• [TASK BRIEF]
Note each line of the listing that contains the string "name", and copy it.

• [Chart and figure data]

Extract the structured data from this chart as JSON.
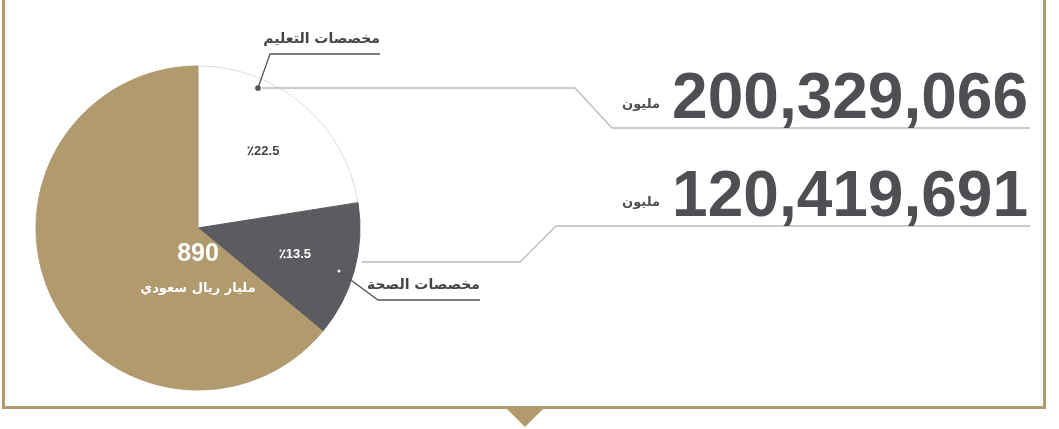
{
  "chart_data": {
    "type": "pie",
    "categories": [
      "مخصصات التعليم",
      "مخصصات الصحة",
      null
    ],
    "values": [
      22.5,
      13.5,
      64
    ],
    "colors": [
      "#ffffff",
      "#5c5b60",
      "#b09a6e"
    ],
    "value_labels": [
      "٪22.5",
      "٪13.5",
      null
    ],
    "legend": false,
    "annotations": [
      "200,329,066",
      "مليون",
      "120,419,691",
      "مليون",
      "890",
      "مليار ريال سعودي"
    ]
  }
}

--

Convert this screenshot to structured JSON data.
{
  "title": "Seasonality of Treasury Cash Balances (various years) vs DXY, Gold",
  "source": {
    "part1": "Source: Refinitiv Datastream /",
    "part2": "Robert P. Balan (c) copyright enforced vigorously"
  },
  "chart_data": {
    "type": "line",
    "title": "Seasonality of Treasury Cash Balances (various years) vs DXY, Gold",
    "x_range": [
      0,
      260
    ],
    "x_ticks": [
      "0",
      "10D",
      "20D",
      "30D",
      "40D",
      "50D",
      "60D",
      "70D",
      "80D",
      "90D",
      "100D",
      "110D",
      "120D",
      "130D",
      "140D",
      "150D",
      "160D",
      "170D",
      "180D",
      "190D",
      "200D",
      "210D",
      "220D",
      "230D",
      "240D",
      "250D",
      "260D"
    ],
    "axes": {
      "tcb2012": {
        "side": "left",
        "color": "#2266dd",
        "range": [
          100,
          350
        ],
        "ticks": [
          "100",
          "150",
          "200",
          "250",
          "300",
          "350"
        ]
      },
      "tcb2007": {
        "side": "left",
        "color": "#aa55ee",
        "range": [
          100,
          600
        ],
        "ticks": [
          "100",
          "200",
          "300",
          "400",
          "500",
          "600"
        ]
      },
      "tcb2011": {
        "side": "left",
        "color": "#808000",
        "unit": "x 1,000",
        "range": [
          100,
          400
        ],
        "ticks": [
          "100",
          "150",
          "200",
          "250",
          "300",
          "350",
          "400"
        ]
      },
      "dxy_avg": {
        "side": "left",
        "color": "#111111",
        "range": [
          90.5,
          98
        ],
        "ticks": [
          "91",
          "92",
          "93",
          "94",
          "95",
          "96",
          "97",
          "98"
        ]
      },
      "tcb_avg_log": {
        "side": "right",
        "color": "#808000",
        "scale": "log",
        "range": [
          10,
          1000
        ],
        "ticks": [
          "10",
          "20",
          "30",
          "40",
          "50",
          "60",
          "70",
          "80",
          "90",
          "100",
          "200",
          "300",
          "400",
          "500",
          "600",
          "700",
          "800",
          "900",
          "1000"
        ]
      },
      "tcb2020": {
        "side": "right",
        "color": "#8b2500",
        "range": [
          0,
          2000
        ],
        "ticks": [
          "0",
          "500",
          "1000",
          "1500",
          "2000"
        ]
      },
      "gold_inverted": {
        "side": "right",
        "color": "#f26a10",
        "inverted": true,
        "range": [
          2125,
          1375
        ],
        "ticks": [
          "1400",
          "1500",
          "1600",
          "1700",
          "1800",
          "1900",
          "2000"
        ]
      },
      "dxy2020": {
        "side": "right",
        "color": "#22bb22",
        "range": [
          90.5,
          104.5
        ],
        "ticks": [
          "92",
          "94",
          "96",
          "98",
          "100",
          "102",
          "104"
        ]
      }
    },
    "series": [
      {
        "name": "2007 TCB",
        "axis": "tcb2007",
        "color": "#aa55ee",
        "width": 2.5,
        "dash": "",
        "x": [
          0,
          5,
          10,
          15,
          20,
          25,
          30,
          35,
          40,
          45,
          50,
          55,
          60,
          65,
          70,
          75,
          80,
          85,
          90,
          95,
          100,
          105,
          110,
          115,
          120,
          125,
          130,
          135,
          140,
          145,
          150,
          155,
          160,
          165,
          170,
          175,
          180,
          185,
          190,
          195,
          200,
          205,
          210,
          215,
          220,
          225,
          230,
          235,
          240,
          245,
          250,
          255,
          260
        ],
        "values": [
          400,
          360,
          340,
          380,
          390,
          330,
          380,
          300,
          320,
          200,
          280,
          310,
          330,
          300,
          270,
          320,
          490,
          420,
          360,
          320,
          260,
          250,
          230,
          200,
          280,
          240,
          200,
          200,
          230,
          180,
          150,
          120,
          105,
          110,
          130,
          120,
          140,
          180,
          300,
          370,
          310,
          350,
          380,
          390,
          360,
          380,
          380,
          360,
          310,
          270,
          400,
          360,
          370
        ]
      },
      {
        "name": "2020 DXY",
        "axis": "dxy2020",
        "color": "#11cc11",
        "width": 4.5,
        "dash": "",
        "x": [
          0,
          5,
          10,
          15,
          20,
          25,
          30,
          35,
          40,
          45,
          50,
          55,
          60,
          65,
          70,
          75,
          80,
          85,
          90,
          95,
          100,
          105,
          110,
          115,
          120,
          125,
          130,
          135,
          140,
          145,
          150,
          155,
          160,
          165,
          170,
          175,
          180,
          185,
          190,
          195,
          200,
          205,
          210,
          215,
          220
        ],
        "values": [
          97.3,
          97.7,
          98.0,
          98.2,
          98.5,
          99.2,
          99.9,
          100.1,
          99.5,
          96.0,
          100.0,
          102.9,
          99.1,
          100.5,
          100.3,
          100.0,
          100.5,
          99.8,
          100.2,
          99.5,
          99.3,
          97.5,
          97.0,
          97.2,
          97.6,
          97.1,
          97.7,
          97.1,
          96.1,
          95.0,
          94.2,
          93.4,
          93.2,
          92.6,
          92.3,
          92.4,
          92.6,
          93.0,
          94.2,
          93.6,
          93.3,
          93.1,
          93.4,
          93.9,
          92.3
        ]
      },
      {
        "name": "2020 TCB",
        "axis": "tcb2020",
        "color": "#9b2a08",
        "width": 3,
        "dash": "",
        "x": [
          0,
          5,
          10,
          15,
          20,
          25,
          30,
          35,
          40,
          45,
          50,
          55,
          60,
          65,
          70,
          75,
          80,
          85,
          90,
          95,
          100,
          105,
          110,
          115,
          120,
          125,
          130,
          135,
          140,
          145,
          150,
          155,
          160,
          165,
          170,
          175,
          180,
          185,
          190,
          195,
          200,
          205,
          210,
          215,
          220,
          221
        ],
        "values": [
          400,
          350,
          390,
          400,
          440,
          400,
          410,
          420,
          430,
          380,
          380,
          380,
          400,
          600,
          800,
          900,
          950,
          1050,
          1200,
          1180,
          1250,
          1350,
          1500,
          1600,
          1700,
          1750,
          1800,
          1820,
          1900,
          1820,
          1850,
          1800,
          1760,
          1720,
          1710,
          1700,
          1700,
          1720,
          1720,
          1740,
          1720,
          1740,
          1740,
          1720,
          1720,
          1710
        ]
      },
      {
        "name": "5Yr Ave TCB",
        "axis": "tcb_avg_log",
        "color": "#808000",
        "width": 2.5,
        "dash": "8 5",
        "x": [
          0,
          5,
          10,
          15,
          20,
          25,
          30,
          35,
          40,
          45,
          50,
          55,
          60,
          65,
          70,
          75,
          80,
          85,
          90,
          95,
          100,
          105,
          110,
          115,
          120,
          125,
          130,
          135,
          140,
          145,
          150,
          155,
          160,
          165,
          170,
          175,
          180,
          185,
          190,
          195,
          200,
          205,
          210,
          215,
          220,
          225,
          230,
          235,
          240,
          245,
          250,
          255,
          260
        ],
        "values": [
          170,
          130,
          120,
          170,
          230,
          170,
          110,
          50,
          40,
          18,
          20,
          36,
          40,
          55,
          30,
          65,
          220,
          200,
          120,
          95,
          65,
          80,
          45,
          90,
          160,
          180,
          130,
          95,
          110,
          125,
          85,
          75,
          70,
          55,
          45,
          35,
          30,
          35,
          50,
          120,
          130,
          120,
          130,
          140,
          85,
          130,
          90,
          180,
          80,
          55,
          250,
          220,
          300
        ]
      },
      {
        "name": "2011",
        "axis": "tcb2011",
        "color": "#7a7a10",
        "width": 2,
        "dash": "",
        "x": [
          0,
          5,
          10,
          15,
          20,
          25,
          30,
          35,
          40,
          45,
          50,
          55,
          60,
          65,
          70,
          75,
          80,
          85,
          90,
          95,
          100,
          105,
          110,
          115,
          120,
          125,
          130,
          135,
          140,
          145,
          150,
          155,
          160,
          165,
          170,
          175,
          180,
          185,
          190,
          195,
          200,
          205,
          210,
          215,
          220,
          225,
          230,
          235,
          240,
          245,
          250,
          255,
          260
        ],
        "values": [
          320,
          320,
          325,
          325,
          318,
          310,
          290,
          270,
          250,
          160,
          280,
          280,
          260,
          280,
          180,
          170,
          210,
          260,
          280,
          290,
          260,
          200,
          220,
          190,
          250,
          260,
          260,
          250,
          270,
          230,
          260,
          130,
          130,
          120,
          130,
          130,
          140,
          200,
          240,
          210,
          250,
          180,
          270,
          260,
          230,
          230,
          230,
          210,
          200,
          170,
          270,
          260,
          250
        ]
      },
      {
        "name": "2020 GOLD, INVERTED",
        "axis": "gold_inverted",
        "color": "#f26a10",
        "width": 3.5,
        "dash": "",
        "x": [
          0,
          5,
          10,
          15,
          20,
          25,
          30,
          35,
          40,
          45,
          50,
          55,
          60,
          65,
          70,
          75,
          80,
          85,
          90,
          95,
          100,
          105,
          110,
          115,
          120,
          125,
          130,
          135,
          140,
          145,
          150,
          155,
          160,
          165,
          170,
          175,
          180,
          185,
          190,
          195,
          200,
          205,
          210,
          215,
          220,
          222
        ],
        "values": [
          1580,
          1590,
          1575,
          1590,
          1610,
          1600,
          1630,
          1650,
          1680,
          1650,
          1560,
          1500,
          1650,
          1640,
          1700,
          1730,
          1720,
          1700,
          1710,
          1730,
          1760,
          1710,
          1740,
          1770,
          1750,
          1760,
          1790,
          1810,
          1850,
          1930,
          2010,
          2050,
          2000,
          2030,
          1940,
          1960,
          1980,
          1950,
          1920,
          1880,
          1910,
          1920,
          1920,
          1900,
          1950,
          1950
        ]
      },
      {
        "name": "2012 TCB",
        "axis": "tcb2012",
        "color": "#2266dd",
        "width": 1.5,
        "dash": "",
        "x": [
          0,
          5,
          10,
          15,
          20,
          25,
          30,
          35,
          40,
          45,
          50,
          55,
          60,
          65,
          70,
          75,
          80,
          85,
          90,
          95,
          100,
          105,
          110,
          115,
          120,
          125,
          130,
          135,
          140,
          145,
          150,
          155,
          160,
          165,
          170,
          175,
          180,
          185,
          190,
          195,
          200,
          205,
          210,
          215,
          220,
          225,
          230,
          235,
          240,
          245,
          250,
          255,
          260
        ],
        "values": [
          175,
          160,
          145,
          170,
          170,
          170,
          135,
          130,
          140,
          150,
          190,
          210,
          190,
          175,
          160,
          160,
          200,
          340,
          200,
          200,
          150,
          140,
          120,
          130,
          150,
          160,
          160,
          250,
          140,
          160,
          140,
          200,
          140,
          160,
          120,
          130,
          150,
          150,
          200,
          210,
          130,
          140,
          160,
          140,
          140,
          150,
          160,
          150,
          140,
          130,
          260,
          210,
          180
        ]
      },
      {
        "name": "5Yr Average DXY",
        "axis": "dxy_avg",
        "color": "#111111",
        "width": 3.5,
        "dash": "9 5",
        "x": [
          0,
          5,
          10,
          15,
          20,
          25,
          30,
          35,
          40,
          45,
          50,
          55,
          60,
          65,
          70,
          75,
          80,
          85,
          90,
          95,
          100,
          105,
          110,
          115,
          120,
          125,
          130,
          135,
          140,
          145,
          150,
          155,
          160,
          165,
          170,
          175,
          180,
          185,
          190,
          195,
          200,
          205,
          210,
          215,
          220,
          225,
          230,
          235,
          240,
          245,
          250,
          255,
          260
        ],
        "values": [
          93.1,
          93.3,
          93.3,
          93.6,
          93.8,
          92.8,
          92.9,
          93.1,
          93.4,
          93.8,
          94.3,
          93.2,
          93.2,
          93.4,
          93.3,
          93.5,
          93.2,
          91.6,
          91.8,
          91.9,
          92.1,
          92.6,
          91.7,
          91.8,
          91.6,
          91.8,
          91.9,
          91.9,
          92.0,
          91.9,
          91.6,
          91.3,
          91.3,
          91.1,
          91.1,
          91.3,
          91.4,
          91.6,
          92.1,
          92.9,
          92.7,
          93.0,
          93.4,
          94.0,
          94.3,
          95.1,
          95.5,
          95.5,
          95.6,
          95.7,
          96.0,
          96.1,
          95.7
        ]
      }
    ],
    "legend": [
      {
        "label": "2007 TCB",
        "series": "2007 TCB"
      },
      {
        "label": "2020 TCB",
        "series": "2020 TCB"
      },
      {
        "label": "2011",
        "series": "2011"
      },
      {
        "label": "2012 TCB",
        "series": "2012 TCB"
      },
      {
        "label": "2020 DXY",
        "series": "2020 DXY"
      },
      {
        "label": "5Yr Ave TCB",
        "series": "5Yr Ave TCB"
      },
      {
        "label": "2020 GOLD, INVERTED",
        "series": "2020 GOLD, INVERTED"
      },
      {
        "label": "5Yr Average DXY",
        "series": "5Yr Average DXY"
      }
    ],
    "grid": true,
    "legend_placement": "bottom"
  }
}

• [THE RESPONSE]
        "name": "2007 TCB",
        "name": "2020 DXY",
        "name": "2020 TCB",
        "name": "5Yr Ave TCB",
        "name": "2011",
        "name": "2020 GOLD, INVERTED",
        "name": "2012 TCB",
        "name": "5Yr Average DXY",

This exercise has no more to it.